* Begin RECORD SET *

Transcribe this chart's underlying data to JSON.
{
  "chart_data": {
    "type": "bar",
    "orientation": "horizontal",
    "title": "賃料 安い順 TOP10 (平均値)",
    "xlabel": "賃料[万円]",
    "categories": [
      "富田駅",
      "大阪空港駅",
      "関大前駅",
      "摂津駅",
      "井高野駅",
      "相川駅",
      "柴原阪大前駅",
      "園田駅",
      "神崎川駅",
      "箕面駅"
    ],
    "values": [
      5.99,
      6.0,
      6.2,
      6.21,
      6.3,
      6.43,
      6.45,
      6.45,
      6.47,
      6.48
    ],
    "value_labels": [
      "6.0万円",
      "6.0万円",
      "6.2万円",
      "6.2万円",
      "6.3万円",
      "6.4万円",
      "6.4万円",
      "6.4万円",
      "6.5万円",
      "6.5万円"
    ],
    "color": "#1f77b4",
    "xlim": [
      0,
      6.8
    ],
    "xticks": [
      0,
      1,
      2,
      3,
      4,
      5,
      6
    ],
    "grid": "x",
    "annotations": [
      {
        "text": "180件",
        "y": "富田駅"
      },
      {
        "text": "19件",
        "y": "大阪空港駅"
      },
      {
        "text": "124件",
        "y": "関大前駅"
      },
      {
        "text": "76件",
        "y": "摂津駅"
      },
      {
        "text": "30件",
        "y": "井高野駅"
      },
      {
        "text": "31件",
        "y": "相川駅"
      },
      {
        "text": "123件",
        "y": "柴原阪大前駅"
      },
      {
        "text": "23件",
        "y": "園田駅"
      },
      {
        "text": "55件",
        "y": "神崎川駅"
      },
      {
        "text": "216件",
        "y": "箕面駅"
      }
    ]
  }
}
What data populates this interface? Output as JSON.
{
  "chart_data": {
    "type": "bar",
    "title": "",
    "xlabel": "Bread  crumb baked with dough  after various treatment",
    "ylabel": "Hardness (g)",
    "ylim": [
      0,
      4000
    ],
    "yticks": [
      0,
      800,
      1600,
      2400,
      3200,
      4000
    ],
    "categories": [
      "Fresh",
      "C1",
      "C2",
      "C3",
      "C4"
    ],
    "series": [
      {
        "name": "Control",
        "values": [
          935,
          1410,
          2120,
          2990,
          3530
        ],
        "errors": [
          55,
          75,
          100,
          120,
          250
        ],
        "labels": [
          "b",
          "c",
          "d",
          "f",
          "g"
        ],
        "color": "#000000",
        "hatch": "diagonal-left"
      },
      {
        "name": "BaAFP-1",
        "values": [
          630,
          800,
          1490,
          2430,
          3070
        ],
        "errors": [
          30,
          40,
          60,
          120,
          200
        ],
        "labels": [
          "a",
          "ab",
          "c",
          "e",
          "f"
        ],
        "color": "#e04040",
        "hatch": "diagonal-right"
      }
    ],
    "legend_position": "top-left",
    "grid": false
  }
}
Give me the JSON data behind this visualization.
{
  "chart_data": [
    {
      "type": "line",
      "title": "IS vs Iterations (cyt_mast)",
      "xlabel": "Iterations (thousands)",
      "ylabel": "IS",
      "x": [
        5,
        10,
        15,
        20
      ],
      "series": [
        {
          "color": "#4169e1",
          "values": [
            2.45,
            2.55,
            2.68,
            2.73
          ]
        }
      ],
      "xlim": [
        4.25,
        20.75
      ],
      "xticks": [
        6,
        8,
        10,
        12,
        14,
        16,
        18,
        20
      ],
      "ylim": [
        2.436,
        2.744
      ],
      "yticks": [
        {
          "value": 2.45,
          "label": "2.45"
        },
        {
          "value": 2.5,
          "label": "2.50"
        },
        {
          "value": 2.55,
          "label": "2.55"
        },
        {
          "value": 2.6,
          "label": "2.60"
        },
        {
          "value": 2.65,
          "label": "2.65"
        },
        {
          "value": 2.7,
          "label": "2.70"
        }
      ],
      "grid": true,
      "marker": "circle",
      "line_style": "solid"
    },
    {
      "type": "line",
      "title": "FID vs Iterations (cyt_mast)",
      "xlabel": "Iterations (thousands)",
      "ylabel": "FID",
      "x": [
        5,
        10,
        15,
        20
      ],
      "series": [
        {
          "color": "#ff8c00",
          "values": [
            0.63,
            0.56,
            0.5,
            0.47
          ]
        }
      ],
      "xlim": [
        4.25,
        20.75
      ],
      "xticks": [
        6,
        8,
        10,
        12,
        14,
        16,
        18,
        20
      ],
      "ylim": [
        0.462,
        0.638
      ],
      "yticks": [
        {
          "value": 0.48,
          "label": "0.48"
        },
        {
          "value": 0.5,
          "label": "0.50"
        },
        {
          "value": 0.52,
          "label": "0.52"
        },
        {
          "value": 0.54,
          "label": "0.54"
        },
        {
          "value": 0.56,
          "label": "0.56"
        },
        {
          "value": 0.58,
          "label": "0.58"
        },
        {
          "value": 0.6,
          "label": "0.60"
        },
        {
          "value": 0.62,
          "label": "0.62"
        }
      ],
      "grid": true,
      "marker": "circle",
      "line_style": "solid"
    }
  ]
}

* End RECORD SET *

(STATED TASK) Repeat the material above in full, exactly as it stands.

(TASK OUTPUT)
Transcribe this chart's underlying data to JSON.
{
  "chart_data": {
    "type": "bar",
    "orientation": "horizontal",
    "title": "賃料 安い順 TOP10 (平均値)",
    "xlabel": "賃料[万円]",
    "categories": [
      "富田駅",
      "大阪空港駅",
      "関大前駅",
      "摂津駅",
      "井高野駅",
      "相川駅",
      "柴原阪大前駅",
      "園田駅",
      "神崎川駅",
      "箕面駅"
    ],
    "values": [
      5.99,
      6.0,
      6.2,
      6.21,
      6.3,
      6.43,
      6.45,
      6.45,
      6.47,
      6.48
    ],
    "value_labels": [
      "6.0万円",
      "6.0万円",
      "6.2万円",
      "6.2万円",
      "6.3万円",
      "6.4万円",
      "6.4万円",
      "6.4万円",
      "6.5万円",
      "6.5万円"
    ],
    "color": "#1f77b4",
    "xlim": [
      0,
      6.8
    ],
    "xticks": [
      0,
      1,
      2,
      3,
      4,
      5,
      6
    ],
    "grid": "x",
    "annotations": [
      {
        "text": "180件",
        "y": "富田駅"
      },
      {
        "text": "19件",
        "y": "大阪空港駅"
      },
      {
        "text": "124件",
        "y": "関大前駅"
      },
      {
        "text": "76件",
        "y": "摂津駅"
      },
      {
        "text": "30件",
        "y": "井高野駅"
      },
      {
        "text": "31件",
        "y": "相川駅"
      },
      {
        "text": "123件",
        "y": "柴原阪大前駅"
      },
      {
        "text": "23件",
        "y": "園田駅"
      },
      {
        "text": "55件",
        "y": "神崎川駅"
      },
      {
        "text": "216件",
        "y": "箕面駅"
      }
    ]
  }
}
What data populates this interface? Output as JSON.
{
  "chart_data": {
    "type": "bar",
    "title": "",
    "xlabel": "Bread  crumb baked with dough  after various treatment",
    "ylabel": "Hardness (g)",
    "ylim": [
      0,
      4000
    ],
    "yticks": [
      0,
      800,
      1600,
      2400,
      3200,
      4000
    ],
    "categories": [
      "Fresh",
      "C1",
      "C2",
      "C3",
      "C4"
    ],
    "series": [
      {
        "name": "Control",
        "values": [
          935,
          1410,
          2120,
          2990,
          3530
        ],
        "errors": [
          55,
          75,
          100,
          120,
          250
        ],
        "labels": [
          "b",
          "c",
          "d",
          "f",
          "g"
        ],
        "color": "#000000",
        "hatch": "diagonal-left"
      },
      {
        "name": "BaAFP-1",
        "values": [
          630,
          800,
          1490,
          2430,
          3070
        ],
        "errors": [
          30,
          40,
          60,
          120,
          200
        ],
        "labels": [
          "a",
          "ab",
          "c",
          "e",
          "f"
        ],
        "color": "#e04040",
        "hatch": "diagonal-right"
      }
    ],
    "legend_position": "top-left",
    "grid": false
  }
}
Give me the JSON data behind this visualization.
{
  "chart_data": [
    {
      "type": "line",
      "title": "IS vs Iterations (cyt_mast)",
      "xlabel": "Iterations (thousands)",
      "ylabel": "IS",
      "x": [
        5,
        10,
        15,
        20
      ],
      "series": [
        {
          "color": "#4169e1",
          "values": [
            2.45,
            2.55,
            2.68,
            2.73
          ]
        }
      ],
      "xlim": [
        4.25,
        20.75
      ],
      "xticks": [
        6,
        8,
        10,
        12,
        14,
        16,
        18,
        20
      ],
      "ylim": [
        2.436,
        2.744
      ],
      "yticks": [
        {
          "value": 2.45,
          "label": "2.45"
        },
        {
          "value": 2.5,
          "label": "2.50"
        },
        {
          "value": 2.55,
          "label": "2.55"
        },
        {
          "value": 2.6,
          "label": "2.60"
        },
        {
          "value": 2.65,
          "label": "2.65"
        },
        {
          "value": 2.7,
          "label": "2.70"
        }
      ],
      "grid": true,
      "marker": "circle",
      "line_style": "solid"
    },
    {
      "type": "line",
      "title": "FID vs Iterations (cyt_mast)",
      "xlabel": "Iterations (thousands)",
      "ylabel": "FID",
      "x": [
        5,
        10,
        15,
        20
      ],
      "series": [
        {
          "color": "#ff8c00",
          "values": [
            0.63,
            0.56,
            0.5,
            0.47
          ]
        }
      ],
      "xlim": [
        4.25,
        20.75
      ],
      "xticks": [
        6,
        8,
        10,
        12,
        14,
        16,
        18,
        20
      ],
      "ylim": [
        0.462,
        0.638
      ],
      "yticks": [
        {
          "value": 0.48,
          "label": "0.48"
        },
        {
          "value": 0.5,
          "label": "0.50"
        },
        {
          "value": 0.52,
          "label": "0.52"
        },
        {
          "value": 0.54,
          "label": "0.54"
        },
        {
          "value": 0.56,
          "label": "0.56"
        },
        {
          "value": 0.58,
          "label": "0.58"
        },
        {
          "value": 0.6,
          "label": "0.60"
        },
        {
          "value": 0.62,
          "label": "0.62"
        }
      ],
      "grid": true,
      "marker": "circle",
      "line_style": "solid"
    }
  ]
}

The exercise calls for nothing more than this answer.